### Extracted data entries

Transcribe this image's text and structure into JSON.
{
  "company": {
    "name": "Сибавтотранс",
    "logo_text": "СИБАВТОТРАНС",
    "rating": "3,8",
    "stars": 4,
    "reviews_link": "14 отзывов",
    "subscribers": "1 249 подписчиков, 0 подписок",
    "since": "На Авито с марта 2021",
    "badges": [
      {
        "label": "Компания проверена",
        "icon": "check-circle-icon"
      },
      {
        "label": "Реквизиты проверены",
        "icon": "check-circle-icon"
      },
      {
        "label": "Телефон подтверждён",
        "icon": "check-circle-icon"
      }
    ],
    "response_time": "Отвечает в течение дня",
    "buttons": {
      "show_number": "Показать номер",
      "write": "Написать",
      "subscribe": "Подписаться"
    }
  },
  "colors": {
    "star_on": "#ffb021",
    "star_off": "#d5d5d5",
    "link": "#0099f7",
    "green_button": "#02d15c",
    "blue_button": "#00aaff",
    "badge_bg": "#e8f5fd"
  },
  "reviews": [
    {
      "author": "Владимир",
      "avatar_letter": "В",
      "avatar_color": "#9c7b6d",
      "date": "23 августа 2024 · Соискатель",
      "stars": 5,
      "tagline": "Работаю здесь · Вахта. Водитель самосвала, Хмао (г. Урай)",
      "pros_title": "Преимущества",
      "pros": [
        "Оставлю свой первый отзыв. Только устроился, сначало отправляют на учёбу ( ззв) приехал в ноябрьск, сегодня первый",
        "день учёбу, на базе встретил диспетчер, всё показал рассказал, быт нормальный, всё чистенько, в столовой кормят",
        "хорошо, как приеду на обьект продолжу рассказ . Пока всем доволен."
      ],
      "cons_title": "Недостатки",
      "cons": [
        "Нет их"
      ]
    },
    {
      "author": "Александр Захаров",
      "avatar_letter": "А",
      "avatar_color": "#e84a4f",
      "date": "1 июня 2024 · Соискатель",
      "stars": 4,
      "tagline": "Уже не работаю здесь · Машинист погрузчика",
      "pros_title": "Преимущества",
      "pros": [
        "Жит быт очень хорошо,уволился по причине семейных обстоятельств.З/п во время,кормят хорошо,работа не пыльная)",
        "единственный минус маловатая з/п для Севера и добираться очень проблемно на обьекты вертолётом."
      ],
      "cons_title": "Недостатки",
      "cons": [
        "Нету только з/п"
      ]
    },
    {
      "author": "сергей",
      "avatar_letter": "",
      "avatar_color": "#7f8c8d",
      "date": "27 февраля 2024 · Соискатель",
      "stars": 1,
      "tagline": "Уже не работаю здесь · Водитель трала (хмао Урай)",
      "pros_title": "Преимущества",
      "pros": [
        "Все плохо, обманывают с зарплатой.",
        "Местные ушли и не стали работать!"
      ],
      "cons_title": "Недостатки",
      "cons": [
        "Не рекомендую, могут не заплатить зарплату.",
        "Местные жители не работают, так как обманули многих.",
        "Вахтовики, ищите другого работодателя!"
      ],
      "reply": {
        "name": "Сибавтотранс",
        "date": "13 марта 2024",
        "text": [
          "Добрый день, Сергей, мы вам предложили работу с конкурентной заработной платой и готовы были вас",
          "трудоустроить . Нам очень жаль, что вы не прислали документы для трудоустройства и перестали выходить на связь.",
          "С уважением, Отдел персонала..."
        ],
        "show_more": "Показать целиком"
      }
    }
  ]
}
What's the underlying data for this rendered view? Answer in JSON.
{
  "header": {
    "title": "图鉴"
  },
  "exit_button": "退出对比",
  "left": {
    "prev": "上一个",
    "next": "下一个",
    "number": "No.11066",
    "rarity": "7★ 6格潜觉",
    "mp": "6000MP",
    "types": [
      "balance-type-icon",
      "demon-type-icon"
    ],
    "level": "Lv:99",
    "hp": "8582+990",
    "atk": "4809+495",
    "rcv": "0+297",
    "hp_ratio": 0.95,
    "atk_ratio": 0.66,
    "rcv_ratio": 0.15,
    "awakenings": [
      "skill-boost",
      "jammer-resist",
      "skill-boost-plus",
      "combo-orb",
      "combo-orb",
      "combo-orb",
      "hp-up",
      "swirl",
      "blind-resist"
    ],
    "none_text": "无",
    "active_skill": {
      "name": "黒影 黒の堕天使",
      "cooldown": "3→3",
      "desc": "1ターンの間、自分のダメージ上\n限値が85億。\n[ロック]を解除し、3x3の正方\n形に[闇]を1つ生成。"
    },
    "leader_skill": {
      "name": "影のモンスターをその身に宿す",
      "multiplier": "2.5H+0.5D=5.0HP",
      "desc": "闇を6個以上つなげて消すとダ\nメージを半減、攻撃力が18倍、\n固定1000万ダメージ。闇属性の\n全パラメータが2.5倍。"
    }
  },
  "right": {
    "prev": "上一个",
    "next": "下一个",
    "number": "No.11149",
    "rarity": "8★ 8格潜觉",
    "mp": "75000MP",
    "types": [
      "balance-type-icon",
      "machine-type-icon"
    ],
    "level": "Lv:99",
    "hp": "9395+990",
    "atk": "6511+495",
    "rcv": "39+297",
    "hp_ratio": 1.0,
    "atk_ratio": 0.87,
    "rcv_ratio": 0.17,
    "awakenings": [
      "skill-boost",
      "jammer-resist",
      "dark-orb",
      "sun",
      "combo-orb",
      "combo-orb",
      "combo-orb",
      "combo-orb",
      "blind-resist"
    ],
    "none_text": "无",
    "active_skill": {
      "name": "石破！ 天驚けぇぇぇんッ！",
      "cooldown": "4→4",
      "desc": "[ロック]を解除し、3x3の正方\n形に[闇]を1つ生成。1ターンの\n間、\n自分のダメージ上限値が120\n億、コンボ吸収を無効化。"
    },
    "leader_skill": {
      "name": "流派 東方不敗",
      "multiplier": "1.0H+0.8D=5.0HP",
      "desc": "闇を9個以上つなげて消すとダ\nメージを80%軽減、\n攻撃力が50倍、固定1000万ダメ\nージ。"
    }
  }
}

* * *

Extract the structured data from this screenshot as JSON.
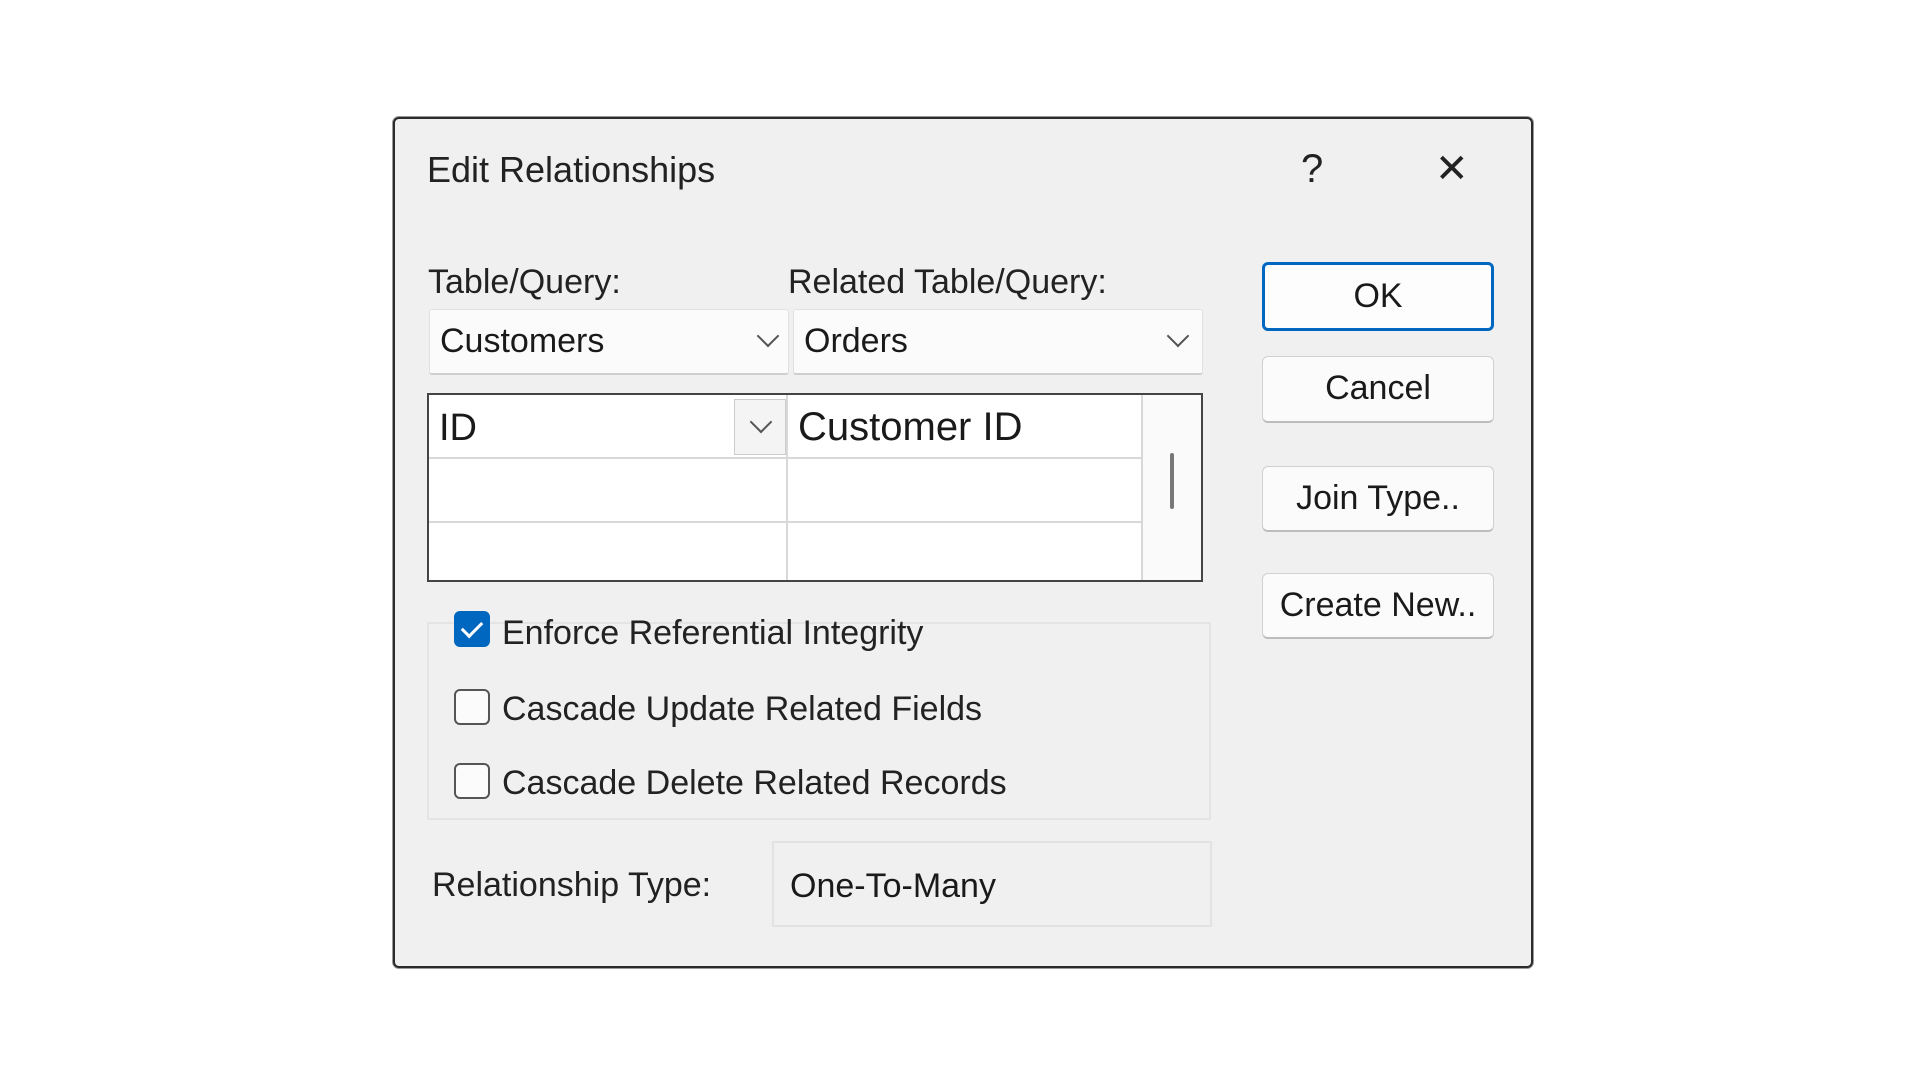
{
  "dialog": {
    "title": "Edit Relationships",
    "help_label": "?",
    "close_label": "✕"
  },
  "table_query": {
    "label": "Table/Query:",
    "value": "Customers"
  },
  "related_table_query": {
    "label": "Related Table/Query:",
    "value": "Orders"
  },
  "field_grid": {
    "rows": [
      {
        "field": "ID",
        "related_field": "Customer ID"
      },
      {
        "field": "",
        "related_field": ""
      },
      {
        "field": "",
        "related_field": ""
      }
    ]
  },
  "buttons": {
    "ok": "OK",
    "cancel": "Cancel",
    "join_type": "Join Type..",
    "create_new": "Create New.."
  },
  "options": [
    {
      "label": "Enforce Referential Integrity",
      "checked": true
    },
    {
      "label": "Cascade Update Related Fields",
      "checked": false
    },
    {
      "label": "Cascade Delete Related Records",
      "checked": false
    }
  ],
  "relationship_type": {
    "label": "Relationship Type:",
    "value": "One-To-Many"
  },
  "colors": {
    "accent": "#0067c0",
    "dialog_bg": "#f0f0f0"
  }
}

==

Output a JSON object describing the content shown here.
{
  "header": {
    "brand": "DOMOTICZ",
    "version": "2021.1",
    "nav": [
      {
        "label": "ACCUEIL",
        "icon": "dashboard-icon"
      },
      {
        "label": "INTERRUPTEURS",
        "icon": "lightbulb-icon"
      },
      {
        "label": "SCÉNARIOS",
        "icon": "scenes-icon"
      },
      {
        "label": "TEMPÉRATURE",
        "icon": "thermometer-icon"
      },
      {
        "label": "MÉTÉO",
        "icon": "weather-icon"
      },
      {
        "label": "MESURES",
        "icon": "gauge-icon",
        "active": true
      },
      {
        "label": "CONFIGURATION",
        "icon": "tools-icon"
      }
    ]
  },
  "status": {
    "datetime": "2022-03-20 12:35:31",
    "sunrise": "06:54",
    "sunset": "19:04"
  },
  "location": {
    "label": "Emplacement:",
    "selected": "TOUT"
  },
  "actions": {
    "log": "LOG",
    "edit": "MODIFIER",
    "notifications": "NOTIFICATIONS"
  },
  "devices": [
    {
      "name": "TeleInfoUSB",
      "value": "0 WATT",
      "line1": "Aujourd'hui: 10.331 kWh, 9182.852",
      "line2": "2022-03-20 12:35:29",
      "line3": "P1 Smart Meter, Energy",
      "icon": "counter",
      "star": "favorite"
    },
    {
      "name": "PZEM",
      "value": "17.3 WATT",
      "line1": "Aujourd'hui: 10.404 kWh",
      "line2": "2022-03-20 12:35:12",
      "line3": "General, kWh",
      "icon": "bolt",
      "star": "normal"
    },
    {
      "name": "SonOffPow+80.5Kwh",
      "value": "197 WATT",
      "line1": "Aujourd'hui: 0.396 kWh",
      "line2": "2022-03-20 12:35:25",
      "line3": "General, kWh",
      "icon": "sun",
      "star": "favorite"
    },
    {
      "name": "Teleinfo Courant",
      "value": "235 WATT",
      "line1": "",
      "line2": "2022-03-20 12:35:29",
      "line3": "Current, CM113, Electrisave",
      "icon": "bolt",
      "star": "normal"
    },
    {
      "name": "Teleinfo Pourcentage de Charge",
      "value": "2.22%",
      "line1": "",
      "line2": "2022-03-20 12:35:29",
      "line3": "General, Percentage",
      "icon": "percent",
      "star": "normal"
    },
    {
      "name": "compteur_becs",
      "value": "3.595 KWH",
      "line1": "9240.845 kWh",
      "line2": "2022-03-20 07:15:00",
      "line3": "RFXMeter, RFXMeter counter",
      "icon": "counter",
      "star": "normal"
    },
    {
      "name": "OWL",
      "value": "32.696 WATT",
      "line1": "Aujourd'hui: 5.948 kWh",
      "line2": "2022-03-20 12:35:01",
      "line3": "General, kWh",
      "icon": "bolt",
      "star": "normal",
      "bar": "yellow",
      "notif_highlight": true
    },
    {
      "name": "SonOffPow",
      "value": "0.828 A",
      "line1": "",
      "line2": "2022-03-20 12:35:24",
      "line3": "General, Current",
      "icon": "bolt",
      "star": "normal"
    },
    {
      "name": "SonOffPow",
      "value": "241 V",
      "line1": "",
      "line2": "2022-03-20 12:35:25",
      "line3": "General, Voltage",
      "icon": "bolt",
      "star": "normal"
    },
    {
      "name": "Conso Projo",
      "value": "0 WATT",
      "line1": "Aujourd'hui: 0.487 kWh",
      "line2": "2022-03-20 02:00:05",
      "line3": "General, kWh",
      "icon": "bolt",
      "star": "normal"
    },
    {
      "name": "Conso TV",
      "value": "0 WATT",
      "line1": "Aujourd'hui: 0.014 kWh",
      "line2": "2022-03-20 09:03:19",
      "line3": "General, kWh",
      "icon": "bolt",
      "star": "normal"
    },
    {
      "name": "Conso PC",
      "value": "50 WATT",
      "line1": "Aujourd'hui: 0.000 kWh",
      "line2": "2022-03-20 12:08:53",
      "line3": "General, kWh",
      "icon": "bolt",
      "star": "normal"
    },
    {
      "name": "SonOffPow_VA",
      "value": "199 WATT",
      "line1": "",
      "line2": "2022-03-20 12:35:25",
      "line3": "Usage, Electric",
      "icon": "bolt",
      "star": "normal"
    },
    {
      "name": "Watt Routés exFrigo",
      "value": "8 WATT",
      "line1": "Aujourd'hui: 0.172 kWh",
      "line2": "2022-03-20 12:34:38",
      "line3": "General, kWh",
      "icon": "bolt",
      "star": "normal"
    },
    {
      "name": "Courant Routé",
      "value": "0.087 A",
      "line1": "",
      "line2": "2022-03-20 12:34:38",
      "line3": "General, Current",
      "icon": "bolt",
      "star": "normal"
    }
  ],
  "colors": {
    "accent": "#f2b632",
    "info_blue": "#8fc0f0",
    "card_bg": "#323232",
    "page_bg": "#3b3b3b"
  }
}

### Aim of the exercise
Search the data for the word "здесь" and copy each line where it appears.

### Worked answer
      "tagline": "Работаю здесь · Вахта. Водитель самосвала, Хмао (г. Урай)",
      "tagline": "Уже не работаю здесь · Машинист погрузчика",
      "tagline": "Уже не работаю здесь · Водитель трала (хмао Урай)",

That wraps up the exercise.